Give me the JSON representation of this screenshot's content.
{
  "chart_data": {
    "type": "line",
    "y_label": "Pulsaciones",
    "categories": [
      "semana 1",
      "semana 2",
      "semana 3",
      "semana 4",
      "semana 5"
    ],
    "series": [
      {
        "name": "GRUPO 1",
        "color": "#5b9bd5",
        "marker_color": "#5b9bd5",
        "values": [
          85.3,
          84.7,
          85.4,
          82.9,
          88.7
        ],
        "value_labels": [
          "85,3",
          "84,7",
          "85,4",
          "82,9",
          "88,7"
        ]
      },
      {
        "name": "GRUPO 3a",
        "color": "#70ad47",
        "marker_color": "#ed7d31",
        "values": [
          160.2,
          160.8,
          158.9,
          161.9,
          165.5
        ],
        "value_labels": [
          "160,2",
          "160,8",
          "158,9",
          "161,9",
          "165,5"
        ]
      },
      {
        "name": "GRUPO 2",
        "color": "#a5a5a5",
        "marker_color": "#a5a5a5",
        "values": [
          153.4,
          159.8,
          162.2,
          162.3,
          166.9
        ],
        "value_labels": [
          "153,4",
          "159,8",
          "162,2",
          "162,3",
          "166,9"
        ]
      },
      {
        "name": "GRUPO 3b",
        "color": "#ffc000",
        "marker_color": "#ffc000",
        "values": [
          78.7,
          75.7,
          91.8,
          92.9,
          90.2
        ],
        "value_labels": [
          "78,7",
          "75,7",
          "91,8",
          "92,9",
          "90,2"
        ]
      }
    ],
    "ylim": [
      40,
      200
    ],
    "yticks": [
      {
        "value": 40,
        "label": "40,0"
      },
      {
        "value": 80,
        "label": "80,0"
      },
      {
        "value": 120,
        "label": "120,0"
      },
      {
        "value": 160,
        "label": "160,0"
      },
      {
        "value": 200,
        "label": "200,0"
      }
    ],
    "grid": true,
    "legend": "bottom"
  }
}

## TASK REQUIREMENTS
Repeat all the records. Match each line exactly.

## EXERCISE RESULT
Give me the JSON representation of this screenshot's content.
{
  "chart_data": {
    "type": "line",
    "y_label": "Pulsaciones",
    "categories": [
      "semana 1",
      "semana 2",
      "semana 3",
      "semana 4",
      "semana 5"
    ],
    "series": [
      {
        "name": "GRUPO 1",
        "color": "#5b9bd5",
        "marker_color": "#5b9bd5",
        "values": [
          85.3,
          84.7,
          85.4,
          82.9,
          88.7
        ],
        "value_labels": [
          "85,3",
          "84,7",
          "85,4",
          "82,9",
          "88,7"
        ]
      },
      {
        "name": "GRUPO 3a",
        "color": "#70ad47",
        "marker_color": "#ed7d31",
        "values": [
          160.2,
          160.8,
          158.9,
          161.9,
          165.5
        ],
        "value_labels": [
          "160,2",
          "160,8",
          "158,9",
          "161,9",
          "165,5"
        ]
      },
      {
        "name": "GRUPO 2",
        "color": "#a5a5a5",
        "marker_color": "#a5a5a5",
        "values": [
          153.4,
          159.8,
          162.2,
          162.3,
          166.9
        ],
        "value_labels": [
          "153,4",
          "159,8",
          "162,2",
          "162,3",
          "166,9"
        ]
      },
      {
        "name": "GRUPO 3b",
        "color": "#ffc000",
        "marker_color": "#ffc000",
        "values": [
          78.7,
          75.7,
          91.8,
          92.9,
          90.2
        ],
        "value_labels": [
          "78,7",
          "75,7",
          "91,8",
          "92,9",
          "90,2"
        ]
      }
    ],
    "ylim": [
      40,
      200
    ],
    "yticks": [
      {
        "value": 40,
        "label": "40,0"
      },
      {
        "value": 80,
        "label": "80,0"
      },
      {
        "value": 120,
        "label": "120,0"
      },
      {
        "value": 160,
        "label": "160,0"
      },
      {
        "value": 200,
        "label": "200,0"
      }
    ],
    "grid": true,
    "legend": "bottom"
  }
}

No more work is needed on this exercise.